### TASK INSTRUCTIONS:
Every entry should be repeated exactly. Omit the pictures.

Collected data entries:
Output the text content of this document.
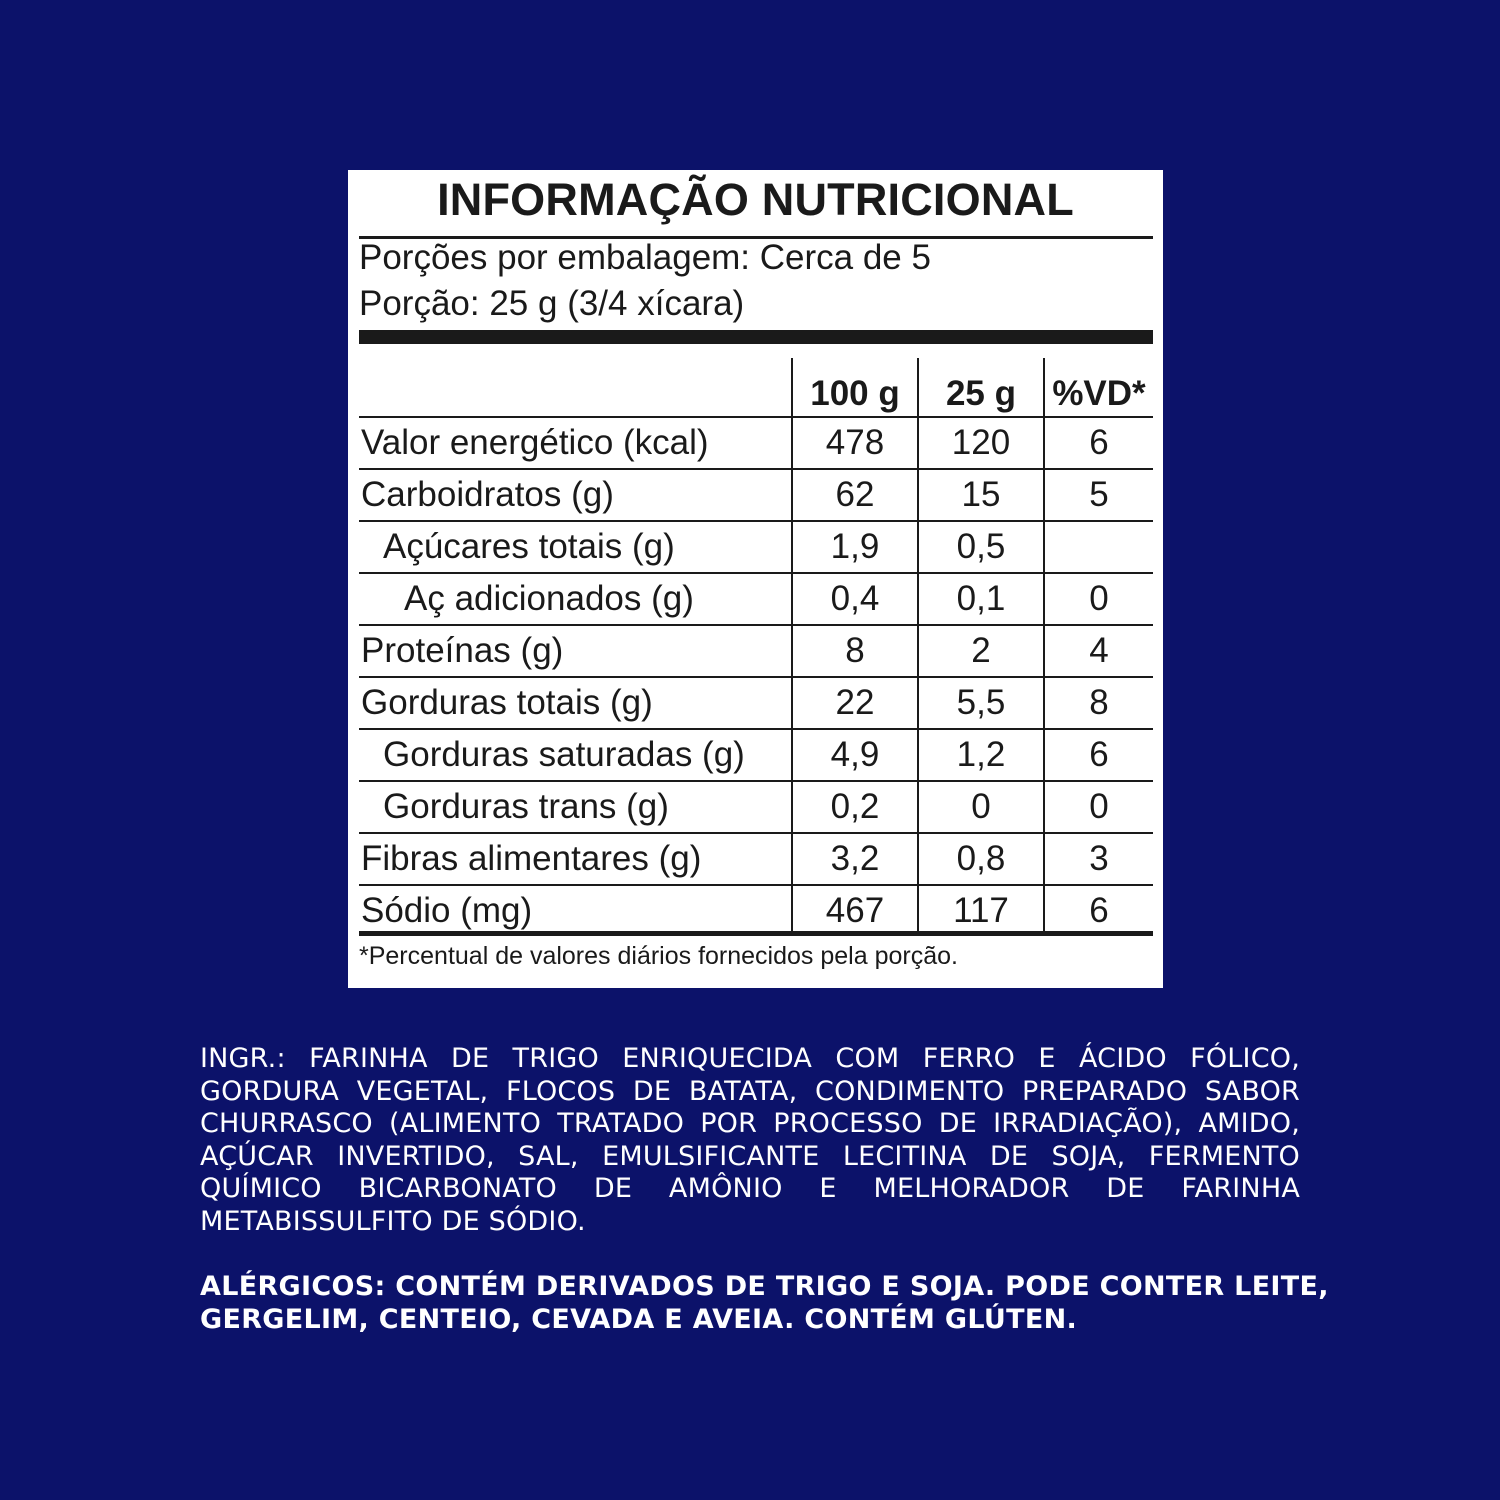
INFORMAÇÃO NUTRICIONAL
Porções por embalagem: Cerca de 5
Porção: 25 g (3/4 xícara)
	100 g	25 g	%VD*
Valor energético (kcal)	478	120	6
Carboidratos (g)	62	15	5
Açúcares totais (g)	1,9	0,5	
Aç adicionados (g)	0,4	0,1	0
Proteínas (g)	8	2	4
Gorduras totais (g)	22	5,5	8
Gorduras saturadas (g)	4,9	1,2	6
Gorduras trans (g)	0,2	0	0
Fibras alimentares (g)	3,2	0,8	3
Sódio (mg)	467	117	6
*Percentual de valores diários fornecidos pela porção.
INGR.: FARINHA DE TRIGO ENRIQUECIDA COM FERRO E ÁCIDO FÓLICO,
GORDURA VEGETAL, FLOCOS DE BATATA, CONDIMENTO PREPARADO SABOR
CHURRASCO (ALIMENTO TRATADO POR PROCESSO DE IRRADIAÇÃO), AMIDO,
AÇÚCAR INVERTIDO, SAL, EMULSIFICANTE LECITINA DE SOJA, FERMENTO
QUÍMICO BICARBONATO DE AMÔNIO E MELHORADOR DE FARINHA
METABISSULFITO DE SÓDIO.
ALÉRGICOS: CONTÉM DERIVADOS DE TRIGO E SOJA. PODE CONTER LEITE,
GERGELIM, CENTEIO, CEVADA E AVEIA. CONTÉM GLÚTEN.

### SOLUTION TO THIS EXERCISE:
Output the text content of this document.
INFORMAÇÃO NUTRICIONAL
Porções por embalagem: Cerca de 5
Porção: 25 g (3/4 xícara)
	100 g	25 g	%VD*
Valor energético (kcal)	478	120	6
Carboidratos (g)	62	15	5
Açúcares totais (g)	1,9	0,5	
Aç adicionados (g)	0,4	0,1	0
Proteínas (g)	8	2	4
Gorduras totais (g)	22	5,5	8
Gorduras saturadas (g)	4,9	1,2	6
Gorduras trans (g)	0,2	0	0
Fibras alimentares (g)	3,2	0,8	3
Sódio (mg)	467	117	6
*Percentual de valores diários fornecidos pela porção.
INGR.: FARINHA DE TRIGO ENRIQUECIDA COM FERRO E ÁCIDO FÓLICO,
GORDURA VEGETAL, FLOCOS DE BATATA, CONDIMENTO PREPARADO SABOR
CHURRASCO (ALIMENTO TRATADO POR PROCESSO DE IRRADIAÇÃO), AMIDO,
AÇÚCAR INVERTIDO, SAL, EMULSIFICANTE LECITINA DE SOJA, FERMENTO
QUÍMICO BICARBONATO DE AMÔNIO E MELHORADOR DE FARINHA
METABISSULFITO DE SÓDIO.
ALÉRGICOS: CONTÉM DERIVADOS DE TRIGO E SOJA. PODE CONTER LEITE,
GERGELIM, CENTEIO, CEVADA E AVEIA. CONTÉM GLÚTEN.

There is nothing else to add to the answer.